>>>>>

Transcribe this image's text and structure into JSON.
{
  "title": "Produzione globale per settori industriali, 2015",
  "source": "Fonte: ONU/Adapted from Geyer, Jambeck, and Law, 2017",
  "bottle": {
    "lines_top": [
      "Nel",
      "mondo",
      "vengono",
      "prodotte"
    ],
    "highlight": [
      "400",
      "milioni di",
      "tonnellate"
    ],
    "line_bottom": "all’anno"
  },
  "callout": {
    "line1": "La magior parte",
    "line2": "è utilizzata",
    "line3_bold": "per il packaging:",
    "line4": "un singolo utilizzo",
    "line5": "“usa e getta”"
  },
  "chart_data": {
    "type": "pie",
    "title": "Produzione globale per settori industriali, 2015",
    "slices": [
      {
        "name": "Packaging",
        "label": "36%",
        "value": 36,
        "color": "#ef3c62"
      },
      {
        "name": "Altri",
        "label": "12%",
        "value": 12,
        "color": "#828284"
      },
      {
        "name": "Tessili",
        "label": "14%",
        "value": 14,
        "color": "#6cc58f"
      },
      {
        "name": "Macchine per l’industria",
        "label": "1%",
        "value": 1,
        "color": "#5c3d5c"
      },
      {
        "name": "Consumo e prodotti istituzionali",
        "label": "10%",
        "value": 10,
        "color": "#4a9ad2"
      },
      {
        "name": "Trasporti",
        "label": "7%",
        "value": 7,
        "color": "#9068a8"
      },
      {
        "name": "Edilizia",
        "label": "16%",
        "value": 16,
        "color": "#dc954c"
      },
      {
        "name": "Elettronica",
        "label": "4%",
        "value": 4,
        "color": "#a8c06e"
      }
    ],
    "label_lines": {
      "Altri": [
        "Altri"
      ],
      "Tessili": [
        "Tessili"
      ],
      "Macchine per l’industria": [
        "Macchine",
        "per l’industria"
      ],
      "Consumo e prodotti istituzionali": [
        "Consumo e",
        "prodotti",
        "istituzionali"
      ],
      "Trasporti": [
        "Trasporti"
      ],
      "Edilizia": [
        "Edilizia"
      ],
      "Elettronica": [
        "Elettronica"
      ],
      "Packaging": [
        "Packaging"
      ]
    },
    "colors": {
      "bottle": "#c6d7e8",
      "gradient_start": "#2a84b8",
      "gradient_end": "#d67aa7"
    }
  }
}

<<<<<

- _Work instructions_:
From the records above, please extract every line and repeat it exactly.

- _Exercise solution_:
Transcribe this image's text and structure into JSON.
{
  "title": "Produzione globale per settori industriali, 2015",
  "source": "Fonte: ONU/Adapted from Geyer, Jambeck, and Law, 2017",
  "bottle": {
    "lines_top": [
      "Nel",
      "mondo",
      "vengono",
      "prodotte"
    ],
    "highlight": [
      "400",
      "milioni di",
      "tonnellate"
    ],
    "line_bottom": "all’anno"
  },
  "callout": {
    "line1": "La magior parte",
    "line2": "è utilizzata",
    "line3_bold": "per il packaging:",
    "line4": "un singolo utilizzo",
    "line5": "“usa e getta”"
  },
  "chart_data": {
    "type": "pie",
    "title": "Produzione globale per settori industriali, 2015",
    "slices": [
      {
        "name": "Packaging",
        "label": "36%",
        "value": 36,
        "color": "#ef3c62"
      },
      {
        "name": "Altri",
        "label": "12%",
        "value": 12,
        "color": "#828284"
      },
      {
        "name": "Tessili",
        "label": "14%",
        "value": 14,
        "color": "#6cc58f"
      },
      {
        "name": "Macchine per l’industria",
        "label": "1%",
        "value": 1,
        "color": "#5c3d5c"
      },
      {
        "name": "Consumo e prodotti istituzionali",
        "label": "10%",
        "value": 10,
        "color": "#4a9ad2"
      },
      {
        "name": "Trasporti",
        "label": "7%",
        "value": 7,
        "color": "#9068a8"
      },
      {
        "name": "Edilizia",
        "label": "16%",
        "value": 16,
        "color": "#dc954c"
      },
      {
        "name": "Elettronica",
        "label": "4%",
        "value": 4,
        "color": "#a8c06e"
      }
    ],
    "label_lines": {
      "Altri": [
        "Altri"
      ],
      "Tessili": [
        "Tessili"
      ],
      "Macchine per l’industria": [
        "Macchine",
        "per l’industria"
      ],
      "Consumo e prodotti istituzionali": [
        "Consumo e",
        "prodotti",
        "istituzionali"
      ],
      "Trasporti": [
        "Trasporti"
      ],
      "Edilizia": [
        "Edilizia"
      ],
      "Elettronica": [
        "Elettronica"
      ],
      "Packaging": [
        "Packaging"
      ]
    },
    "colors": {
      "bottle": "#c6d7e8",
      "gradient_start": "#2a84b8",
      "gradient_end": "#d67aa7"
    }
  }
}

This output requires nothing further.